Arrange the rows below as a JSON list of strings, one string per line with blank lines omitted. Include only everything from the start of the rows down to the line containing "- sheet-tab[interactable]: LT-landing", both ends included.

--- START OF RECORD SET ---

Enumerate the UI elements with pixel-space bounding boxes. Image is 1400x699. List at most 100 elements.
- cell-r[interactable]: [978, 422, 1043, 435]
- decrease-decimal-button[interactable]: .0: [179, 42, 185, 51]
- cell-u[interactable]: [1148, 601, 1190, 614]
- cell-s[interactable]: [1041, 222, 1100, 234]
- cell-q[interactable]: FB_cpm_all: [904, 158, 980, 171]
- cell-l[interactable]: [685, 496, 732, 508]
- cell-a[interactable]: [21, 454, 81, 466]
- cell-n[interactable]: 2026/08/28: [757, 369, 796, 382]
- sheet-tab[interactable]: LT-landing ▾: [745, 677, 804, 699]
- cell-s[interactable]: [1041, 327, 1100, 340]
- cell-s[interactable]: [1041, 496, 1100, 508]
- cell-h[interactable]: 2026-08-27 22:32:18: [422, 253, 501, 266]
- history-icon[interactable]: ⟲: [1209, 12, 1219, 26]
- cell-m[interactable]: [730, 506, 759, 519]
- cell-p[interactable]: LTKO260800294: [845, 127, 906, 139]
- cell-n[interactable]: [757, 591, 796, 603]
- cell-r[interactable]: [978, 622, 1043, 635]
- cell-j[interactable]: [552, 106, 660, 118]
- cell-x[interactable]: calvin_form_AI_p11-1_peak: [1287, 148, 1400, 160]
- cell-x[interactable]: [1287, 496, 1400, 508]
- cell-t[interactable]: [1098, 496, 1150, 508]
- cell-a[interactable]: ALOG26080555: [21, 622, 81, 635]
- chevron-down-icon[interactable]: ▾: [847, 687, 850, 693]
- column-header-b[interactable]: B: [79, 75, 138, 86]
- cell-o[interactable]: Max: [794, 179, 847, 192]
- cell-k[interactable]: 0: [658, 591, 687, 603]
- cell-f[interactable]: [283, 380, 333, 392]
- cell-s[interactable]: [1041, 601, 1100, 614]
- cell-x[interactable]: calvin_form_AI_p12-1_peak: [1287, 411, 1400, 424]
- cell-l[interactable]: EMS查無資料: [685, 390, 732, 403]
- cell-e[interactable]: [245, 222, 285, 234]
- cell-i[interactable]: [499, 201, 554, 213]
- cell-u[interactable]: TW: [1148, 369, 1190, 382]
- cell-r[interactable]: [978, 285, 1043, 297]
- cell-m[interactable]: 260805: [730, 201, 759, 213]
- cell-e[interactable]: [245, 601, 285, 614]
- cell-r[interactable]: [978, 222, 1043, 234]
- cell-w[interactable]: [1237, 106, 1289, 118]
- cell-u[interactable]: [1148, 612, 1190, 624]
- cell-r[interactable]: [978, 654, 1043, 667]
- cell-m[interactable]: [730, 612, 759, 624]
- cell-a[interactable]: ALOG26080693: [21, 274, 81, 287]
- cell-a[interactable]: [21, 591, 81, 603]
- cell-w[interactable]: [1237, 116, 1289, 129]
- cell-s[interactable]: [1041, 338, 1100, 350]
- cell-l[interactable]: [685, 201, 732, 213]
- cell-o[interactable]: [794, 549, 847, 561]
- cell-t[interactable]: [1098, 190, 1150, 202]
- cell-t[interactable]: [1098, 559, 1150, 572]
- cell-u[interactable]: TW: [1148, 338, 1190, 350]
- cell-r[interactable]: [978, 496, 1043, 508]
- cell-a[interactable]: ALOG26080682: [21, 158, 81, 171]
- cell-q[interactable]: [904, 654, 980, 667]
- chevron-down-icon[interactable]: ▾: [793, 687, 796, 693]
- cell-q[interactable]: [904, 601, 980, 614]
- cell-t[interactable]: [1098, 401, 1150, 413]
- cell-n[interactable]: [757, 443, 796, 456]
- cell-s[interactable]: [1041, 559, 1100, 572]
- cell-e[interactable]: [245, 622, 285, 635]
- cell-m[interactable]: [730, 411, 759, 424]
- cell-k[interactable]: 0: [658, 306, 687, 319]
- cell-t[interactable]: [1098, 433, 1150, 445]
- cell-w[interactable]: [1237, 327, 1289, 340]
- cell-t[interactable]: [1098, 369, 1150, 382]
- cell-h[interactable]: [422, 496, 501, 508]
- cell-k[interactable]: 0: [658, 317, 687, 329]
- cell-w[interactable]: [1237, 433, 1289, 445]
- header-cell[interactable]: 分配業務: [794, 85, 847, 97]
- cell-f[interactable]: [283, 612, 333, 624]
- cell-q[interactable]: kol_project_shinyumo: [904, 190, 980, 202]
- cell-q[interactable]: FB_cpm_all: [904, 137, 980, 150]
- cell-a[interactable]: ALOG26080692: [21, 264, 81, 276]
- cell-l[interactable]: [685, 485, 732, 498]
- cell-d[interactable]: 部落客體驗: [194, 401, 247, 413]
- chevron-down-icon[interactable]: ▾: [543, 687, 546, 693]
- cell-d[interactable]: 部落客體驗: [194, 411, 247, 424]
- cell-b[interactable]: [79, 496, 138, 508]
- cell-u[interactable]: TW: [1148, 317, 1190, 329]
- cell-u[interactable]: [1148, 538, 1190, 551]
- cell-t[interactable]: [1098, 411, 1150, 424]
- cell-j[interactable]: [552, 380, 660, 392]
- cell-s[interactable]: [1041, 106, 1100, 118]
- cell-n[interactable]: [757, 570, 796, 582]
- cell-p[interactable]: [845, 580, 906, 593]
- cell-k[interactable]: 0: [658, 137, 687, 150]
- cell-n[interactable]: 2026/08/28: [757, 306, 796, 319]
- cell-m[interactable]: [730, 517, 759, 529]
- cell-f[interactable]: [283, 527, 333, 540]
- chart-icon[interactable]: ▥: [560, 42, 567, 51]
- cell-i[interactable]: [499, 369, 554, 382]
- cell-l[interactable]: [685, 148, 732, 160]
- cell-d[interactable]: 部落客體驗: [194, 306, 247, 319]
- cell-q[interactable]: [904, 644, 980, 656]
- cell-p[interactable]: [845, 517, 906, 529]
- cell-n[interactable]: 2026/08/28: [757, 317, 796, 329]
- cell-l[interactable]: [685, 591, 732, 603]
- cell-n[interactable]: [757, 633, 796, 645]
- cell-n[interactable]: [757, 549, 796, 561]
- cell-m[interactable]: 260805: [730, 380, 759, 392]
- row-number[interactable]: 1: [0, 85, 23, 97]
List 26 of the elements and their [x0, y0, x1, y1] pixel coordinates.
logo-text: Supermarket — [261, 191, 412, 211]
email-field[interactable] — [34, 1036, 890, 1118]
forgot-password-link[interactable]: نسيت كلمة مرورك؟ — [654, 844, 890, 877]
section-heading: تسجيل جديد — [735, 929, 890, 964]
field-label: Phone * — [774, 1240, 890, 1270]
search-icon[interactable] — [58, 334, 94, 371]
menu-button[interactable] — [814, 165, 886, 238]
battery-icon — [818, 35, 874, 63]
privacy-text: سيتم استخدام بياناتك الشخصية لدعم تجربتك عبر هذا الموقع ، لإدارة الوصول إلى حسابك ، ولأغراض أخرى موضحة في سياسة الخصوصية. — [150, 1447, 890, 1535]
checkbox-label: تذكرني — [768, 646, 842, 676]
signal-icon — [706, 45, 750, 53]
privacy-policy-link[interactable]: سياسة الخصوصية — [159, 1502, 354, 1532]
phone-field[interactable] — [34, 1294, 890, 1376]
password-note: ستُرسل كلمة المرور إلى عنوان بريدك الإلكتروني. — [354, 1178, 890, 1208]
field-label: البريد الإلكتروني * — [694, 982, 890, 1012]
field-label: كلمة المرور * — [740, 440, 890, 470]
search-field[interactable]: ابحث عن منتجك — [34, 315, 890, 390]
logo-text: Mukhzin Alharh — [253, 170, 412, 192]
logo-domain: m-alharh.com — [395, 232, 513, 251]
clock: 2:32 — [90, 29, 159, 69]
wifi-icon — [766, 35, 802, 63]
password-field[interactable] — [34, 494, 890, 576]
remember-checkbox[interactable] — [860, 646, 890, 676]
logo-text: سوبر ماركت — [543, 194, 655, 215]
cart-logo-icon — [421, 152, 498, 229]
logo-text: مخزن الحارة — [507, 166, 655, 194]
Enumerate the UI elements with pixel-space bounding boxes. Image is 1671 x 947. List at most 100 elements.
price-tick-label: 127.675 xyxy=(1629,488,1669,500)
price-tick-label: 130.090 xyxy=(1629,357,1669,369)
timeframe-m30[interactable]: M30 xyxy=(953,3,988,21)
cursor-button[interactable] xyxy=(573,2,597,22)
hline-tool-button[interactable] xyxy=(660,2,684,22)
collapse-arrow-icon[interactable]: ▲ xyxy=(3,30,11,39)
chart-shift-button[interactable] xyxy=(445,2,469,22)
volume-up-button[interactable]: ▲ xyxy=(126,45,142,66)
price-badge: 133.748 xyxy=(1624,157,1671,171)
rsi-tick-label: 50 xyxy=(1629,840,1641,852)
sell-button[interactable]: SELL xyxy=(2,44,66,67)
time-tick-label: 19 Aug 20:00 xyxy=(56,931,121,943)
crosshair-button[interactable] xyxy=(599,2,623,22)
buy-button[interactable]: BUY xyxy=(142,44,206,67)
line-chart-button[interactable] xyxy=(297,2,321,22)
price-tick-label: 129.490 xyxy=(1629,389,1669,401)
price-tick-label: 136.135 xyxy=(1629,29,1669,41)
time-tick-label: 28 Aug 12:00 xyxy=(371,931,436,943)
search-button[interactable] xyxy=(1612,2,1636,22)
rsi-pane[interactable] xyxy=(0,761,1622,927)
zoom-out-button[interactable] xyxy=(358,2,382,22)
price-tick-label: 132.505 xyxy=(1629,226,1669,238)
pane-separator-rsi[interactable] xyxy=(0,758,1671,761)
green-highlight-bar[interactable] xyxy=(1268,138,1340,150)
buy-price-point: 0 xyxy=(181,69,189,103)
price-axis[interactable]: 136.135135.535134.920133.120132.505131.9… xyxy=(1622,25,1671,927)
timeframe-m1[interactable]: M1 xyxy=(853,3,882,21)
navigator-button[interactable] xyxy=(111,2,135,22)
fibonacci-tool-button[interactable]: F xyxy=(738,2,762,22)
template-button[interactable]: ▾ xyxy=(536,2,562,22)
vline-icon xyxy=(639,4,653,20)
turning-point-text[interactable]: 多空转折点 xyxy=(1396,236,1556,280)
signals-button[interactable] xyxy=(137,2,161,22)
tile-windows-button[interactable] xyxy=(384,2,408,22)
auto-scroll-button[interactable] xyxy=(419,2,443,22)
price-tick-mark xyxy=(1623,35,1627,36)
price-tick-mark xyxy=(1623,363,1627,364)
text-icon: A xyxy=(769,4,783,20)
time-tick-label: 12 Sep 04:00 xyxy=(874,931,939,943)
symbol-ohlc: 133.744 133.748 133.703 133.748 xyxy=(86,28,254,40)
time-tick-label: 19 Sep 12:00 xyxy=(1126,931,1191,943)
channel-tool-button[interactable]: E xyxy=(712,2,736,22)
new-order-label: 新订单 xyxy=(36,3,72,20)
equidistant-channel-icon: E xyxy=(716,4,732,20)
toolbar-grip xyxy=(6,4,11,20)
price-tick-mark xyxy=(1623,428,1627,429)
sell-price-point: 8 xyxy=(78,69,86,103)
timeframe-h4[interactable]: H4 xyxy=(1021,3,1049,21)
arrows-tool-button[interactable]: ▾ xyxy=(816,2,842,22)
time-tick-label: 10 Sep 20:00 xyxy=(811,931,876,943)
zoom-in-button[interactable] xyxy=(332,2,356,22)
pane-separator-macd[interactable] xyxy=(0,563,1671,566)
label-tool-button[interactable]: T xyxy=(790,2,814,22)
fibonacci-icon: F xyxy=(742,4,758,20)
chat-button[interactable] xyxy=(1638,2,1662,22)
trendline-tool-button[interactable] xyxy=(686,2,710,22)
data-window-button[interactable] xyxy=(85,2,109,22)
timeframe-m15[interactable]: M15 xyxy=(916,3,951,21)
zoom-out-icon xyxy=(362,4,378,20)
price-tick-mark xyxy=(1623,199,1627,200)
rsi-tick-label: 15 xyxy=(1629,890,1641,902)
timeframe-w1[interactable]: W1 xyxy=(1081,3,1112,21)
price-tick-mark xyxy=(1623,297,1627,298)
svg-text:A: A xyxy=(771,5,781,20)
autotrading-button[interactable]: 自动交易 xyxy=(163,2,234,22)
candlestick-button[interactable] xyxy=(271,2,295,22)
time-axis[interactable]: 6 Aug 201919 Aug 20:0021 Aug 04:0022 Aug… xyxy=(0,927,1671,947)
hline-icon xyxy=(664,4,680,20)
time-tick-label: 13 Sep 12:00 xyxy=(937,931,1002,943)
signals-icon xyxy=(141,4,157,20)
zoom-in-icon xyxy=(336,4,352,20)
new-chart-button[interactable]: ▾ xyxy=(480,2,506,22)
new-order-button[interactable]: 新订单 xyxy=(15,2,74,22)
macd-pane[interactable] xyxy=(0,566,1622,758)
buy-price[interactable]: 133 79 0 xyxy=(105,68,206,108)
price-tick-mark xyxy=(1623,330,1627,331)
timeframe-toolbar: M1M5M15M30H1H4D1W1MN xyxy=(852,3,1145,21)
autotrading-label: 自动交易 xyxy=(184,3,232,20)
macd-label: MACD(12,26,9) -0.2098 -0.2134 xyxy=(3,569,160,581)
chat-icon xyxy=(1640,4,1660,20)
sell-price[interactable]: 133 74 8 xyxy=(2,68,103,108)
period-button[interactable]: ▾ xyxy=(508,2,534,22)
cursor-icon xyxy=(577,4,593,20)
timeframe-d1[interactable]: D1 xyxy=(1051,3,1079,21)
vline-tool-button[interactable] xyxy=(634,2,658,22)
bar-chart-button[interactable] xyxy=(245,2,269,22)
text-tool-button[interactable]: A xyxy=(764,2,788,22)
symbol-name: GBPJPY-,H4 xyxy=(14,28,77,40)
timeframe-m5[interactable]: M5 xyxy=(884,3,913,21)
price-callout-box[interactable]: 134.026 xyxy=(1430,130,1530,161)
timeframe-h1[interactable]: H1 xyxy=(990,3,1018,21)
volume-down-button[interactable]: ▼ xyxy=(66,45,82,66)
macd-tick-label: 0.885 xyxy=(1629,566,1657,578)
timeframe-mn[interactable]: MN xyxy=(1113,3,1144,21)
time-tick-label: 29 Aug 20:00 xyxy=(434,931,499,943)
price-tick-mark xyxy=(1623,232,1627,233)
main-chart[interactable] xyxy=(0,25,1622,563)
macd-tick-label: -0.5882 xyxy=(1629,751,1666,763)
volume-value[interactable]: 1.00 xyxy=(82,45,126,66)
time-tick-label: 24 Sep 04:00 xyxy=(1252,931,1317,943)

--- END OF RECORD SET ---

• **ANSWER**:
[
  "Enumerate the UI elements with pixel-space bounding boxes. Image is 1400x699. List at most 100 elements.",
  "- cell-r[interactable]: [978, 422, 1043, 435]",
  "- decrease-decimal-button[interactable]: .0: [179, 42, 185, 51]",
  "- cell-u[interactable]: [1148, 601, 1190, 614]",
  "- cell-s[interactable]: [1041, 222, 1100, 234]",
  "- cell-q[interactable]: FB_cpm_all: [904, 158, 980, 171]",
  "- cell-l[interactable]: [685, 496, 732, 508]",
  "- cell-a[interactable]: [21, 454, 81, 466]",
  "- cell-n[interactable]: 2026/08/28: [757, 369, 796, 382]",
  "- sheet-tab[interactable]: LT-landing ▾: [745, 677, 804, 699]"
]